The data |
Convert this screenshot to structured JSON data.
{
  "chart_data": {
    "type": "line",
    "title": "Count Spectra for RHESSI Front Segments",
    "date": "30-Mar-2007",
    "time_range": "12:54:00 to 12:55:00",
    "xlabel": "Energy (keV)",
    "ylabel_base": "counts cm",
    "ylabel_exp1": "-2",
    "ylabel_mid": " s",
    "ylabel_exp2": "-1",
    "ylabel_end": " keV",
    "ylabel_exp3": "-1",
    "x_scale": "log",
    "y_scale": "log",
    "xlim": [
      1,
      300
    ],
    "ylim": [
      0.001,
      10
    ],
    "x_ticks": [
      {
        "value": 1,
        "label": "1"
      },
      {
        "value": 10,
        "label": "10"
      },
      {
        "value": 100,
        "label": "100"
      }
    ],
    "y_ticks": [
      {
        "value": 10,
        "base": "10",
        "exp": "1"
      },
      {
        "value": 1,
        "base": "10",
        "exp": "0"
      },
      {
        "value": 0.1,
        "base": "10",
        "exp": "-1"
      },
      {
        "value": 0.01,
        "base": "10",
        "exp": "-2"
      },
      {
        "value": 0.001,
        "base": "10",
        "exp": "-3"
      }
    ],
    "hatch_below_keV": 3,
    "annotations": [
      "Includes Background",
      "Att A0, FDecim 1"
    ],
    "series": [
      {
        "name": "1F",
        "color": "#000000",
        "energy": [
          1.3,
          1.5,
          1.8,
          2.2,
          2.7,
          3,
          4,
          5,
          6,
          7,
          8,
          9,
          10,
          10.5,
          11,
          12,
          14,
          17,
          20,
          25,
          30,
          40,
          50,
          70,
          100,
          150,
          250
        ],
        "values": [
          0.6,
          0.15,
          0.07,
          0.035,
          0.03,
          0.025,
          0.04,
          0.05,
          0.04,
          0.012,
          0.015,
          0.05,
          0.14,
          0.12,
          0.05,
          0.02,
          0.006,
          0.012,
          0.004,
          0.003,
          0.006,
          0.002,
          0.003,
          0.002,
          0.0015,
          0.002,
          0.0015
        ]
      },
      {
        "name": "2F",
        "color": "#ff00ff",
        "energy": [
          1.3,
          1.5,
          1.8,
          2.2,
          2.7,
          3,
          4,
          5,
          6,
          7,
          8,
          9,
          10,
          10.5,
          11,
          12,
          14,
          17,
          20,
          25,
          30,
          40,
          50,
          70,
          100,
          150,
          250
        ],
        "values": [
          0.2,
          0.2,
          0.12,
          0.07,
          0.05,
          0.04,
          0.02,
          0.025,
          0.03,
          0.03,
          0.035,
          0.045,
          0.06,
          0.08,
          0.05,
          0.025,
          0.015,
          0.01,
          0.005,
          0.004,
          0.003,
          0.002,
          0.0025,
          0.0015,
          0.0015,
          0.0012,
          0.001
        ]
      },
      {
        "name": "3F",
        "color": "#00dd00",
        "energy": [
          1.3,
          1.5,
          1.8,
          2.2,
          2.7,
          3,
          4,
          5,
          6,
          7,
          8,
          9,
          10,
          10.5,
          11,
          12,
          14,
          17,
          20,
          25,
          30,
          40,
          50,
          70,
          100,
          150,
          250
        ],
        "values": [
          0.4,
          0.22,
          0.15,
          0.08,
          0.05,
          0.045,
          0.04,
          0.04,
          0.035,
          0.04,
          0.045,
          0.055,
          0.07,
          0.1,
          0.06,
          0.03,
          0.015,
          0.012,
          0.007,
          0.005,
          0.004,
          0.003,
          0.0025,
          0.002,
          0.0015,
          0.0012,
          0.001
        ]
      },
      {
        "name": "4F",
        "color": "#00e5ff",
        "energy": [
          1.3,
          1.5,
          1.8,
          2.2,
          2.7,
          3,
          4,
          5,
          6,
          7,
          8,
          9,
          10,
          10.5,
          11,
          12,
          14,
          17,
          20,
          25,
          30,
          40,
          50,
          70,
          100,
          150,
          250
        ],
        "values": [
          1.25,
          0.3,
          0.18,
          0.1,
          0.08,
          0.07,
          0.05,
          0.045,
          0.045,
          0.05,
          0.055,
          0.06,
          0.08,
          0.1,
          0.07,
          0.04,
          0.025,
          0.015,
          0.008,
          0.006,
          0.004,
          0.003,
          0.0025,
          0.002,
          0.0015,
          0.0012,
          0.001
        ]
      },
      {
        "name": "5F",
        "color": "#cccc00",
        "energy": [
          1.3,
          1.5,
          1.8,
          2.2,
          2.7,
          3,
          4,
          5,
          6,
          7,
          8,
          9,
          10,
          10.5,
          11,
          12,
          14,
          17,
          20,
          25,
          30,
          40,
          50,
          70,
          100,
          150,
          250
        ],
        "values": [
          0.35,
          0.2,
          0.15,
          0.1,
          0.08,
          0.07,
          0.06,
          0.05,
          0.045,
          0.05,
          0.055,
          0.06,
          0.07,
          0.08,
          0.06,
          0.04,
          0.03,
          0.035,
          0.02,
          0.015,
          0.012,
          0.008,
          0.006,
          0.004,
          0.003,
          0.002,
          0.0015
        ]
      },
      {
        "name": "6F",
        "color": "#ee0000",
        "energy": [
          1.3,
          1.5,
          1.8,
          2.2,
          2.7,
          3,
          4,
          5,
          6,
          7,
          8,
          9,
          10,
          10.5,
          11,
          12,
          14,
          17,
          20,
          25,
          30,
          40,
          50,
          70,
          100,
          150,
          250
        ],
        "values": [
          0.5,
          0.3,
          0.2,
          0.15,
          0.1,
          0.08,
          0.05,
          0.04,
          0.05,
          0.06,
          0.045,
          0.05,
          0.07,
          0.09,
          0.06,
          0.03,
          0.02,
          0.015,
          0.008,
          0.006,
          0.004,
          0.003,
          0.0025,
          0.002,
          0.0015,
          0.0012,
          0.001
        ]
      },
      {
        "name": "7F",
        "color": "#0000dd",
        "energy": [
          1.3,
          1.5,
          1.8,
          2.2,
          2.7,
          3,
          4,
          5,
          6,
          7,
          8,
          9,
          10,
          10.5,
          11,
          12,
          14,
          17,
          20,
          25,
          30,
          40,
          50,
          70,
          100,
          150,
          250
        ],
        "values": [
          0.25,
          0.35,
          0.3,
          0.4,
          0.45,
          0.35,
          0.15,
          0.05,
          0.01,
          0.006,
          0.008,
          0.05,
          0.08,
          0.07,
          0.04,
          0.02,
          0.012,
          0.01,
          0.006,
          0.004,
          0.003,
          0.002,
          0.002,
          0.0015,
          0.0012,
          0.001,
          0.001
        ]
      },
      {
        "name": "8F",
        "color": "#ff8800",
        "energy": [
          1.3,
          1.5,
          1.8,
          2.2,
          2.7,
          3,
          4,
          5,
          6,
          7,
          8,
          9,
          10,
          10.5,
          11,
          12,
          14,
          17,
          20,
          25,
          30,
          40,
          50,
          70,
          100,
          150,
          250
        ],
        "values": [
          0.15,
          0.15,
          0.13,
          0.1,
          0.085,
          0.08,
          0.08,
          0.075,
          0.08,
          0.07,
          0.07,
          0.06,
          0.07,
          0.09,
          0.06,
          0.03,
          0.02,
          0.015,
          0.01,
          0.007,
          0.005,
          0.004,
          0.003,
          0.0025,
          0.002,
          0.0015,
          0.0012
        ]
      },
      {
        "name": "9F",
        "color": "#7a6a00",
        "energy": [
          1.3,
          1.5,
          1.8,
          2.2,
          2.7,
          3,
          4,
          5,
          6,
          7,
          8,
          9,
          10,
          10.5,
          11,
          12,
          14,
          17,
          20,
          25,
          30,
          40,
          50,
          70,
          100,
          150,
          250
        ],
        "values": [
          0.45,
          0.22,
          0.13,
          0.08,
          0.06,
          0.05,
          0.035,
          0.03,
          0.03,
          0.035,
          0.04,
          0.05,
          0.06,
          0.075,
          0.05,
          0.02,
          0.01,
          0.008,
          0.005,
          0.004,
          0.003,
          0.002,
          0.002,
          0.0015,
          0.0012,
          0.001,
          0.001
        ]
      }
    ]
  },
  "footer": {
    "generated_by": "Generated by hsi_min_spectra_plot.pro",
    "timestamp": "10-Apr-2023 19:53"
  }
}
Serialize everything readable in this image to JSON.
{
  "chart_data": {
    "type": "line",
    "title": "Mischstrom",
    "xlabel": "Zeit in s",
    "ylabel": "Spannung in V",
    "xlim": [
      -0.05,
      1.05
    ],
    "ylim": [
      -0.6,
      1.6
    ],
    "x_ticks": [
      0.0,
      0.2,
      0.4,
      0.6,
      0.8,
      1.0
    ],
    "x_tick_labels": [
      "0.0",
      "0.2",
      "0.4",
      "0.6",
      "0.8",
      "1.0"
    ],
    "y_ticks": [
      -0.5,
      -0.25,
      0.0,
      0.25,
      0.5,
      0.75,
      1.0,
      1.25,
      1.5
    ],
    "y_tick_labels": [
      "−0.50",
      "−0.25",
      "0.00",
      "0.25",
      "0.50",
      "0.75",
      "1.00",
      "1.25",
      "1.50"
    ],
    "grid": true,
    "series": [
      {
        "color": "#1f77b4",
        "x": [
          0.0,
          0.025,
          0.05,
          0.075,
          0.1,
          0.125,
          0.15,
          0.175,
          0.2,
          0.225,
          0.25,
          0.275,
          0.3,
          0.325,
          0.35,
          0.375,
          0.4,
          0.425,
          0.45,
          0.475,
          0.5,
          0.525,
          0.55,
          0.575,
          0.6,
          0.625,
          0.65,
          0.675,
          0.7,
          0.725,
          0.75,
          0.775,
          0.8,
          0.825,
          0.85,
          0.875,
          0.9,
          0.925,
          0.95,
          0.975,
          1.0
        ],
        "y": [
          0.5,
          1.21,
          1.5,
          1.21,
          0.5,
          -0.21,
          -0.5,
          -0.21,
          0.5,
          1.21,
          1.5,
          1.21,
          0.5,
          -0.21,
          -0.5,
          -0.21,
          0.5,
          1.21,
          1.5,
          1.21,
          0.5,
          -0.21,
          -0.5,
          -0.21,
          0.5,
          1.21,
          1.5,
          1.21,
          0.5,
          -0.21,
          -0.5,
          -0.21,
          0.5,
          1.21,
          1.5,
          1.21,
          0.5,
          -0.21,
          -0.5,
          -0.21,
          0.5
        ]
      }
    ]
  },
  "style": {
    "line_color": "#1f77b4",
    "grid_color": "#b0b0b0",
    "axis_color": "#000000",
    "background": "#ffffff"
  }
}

Work instructions | Pull out every line of the records above that contains the word "name".

Task answer |
        "name": "1F",
        "name": "2F",
        "name": "3F",
        "name": "4F",
        "name": "5F",
        "name": "6F",
        "name": "7F",
        "name": "8F",
        "name": "9F",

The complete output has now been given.